- Data extract -
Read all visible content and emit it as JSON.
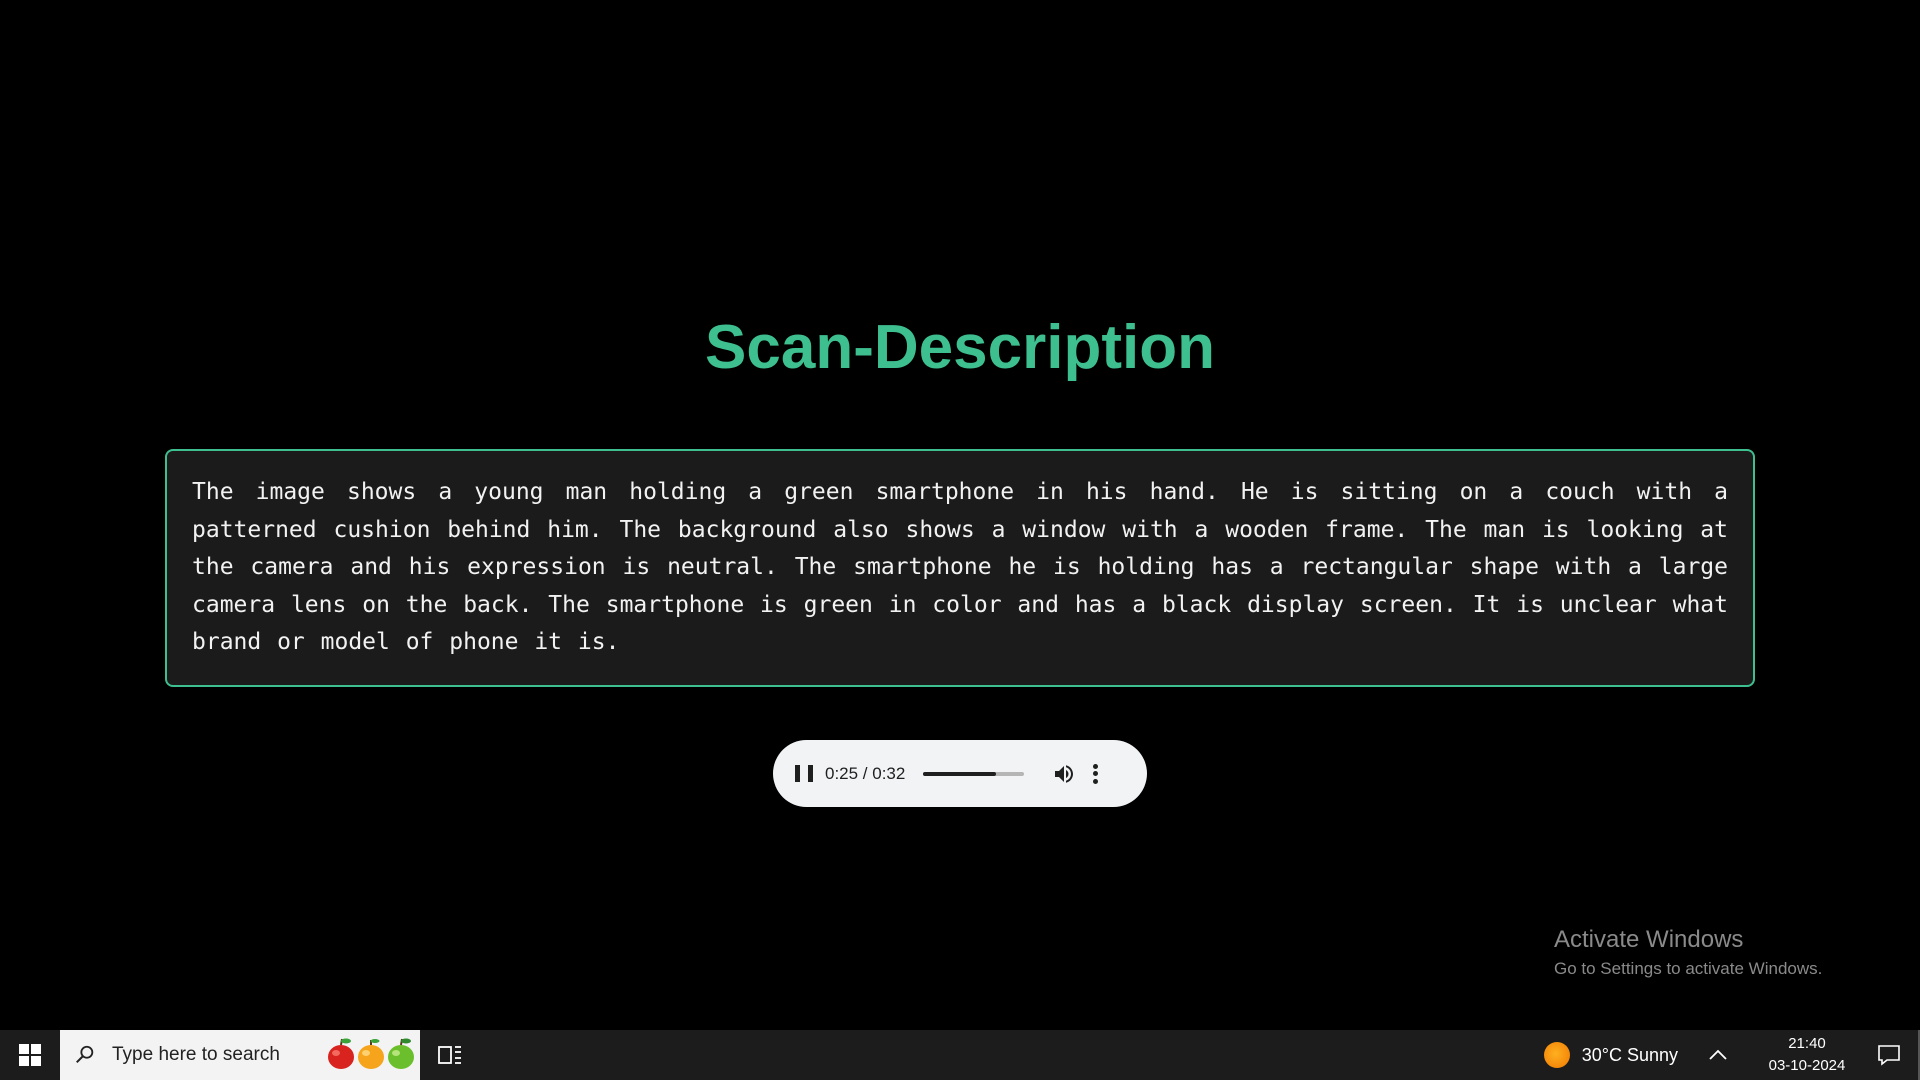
{
  "page": {
    "title": "Scan-Description",
    "description": "The image shows a young man holding a green smartphone in his hand. He is sitting on a couch with a patterned cushion behind him. The background also shows a window with a wooden frame. The man is looking at the camera and his expression is neutral.  The smartphone he is holding has a rectangular shape with a large camera lens on the back.  The smartphone is green in color and has a black display screen.  It is unclear what brand or model of phone it is."
  },
  "audio_player": {
    "time_display": "0:25 / 0:32",
    "progress_fraction": 0.72,
    "state": "playing",
    "icons": [
      "pause-icon",
      "volume-icon",
      "more-options-icon"
    ]
  },
  "watermark": {
    "title": "Activate Windows",
    "subtitle": "Go to Settings to activate Windows."
  },
  "taskbar": {
    "search_placeholder": "Type here to search",
    "weather": "30°C  Sunny",
    "time": "21:40",
    "date": "03-10-2024",
    "icons": [
      "windows-start-icon",
      "search-icon",
      "fruit-icons",
      "task-view-icon",
      "sun-icon",
      "chevron-up-icon",
      "notification-icon"
    ]
  },
  "colors": {
    "accent": "#3dbf8f",
    "background": "#000000",
    "box_background": "#1b1b1b",
    "taskbar": "#1c1c1c"
  }
}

- Objective -
Transcribe the full listing character for character. Pictures are excluded.

- Full solution -
Read all visible content and emit it as JSON.
{
  "page": {
    "title": "Scan-Description",
    "description": "The image shows a young man holding a green smartphone in his hand. He is sitting on a couch with a patterned cushion behind him. The background also shows a window with a wooden frame. The man is looking at the camera and his expression is neutral.  The smartphone he is holding has a rectangular shape with a large camera lens on the back.  The smartphone is green in color and has a black display screen.  It is unclear what brand or model of phone it is."
  },
  "audio_player": {
    "time_display": "0:25 / 0:32",
    "progress_fraction": 0.72,
    "state": "playing",
    "icons": [
      "pause-icon",
      "volume-icon",
      "more-options-icon"
    ]
  },
  "watermark": {
    "title": "Activate Windows",
    "subtitle": "Go to Settings to activate Windows."
  },
  "taskbar": {
    "search_placeholder": "Type here to search",
    "weather": "30°C  Sunny",
    "time": "21:40",
    "date": "03-10-2024",
    "icons": [
      "windows-start-icon",
      "search-icon",
      "fruit-icons",
      "task-view-icon",
      "sun-icon",
      "chevron-up-icon",
      "notification-icon"
    ]
  },
  "colors": {
    "accent": "#3dbf8f",
    "background": "#000000",
    "box_background": "#1b1b1b",
    "taskbar": "#1c1c1c"
  }
}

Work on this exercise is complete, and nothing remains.